Records from a dataset:
-------

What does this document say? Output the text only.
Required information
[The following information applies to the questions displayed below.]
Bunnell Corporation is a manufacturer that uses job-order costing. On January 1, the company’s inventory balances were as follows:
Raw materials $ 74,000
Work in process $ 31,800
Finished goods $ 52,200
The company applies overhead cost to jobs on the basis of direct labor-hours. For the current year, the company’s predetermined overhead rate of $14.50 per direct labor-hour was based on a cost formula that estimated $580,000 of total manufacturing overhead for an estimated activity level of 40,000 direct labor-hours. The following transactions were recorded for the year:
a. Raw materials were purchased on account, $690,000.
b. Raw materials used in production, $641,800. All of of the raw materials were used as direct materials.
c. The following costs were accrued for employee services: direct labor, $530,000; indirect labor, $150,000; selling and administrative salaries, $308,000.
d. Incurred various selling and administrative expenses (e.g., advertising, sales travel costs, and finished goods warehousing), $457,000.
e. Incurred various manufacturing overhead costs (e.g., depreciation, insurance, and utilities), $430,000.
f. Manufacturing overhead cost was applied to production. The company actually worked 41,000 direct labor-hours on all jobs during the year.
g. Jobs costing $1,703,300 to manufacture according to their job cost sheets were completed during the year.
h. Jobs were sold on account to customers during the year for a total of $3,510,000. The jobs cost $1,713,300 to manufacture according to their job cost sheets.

-------

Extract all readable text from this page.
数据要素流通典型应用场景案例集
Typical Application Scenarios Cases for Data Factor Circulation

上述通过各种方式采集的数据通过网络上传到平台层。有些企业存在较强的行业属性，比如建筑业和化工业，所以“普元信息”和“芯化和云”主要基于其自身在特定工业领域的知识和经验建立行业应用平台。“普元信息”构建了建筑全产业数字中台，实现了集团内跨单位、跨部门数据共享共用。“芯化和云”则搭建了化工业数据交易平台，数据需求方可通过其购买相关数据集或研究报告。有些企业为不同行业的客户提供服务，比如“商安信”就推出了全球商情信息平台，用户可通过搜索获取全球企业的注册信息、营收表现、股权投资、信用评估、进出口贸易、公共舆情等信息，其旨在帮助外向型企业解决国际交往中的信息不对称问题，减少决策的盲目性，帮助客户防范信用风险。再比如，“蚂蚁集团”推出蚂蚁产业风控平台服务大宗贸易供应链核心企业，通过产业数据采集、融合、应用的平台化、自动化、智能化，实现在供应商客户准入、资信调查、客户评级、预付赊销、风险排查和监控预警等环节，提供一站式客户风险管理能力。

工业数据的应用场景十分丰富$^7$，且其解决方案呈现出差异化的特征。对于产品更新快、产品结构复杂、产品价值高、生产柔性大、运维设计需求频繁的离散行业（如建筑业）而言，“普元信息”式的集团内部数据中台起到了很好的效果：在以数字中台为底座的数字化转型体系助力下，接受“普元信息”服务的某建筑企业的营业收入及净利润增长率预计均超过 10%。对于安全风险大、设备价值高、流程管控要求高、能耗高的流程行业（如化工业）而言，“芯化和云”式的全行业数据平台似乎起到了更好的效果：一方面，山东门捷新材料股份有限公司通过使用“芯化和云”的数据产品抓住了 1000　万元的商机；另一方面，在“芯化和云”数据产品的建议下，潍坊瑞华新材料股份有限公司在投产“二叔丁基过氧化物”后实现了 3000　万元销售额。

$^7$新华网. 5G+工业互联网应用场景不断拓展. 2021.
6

-------

From the entries above, list each line with "goods" in it.

Finished goods $ 52,200
d. Incurred various selling and administrative expenses (e.g., advertising, sales travel costs, and finished goods warehousing), $457,000.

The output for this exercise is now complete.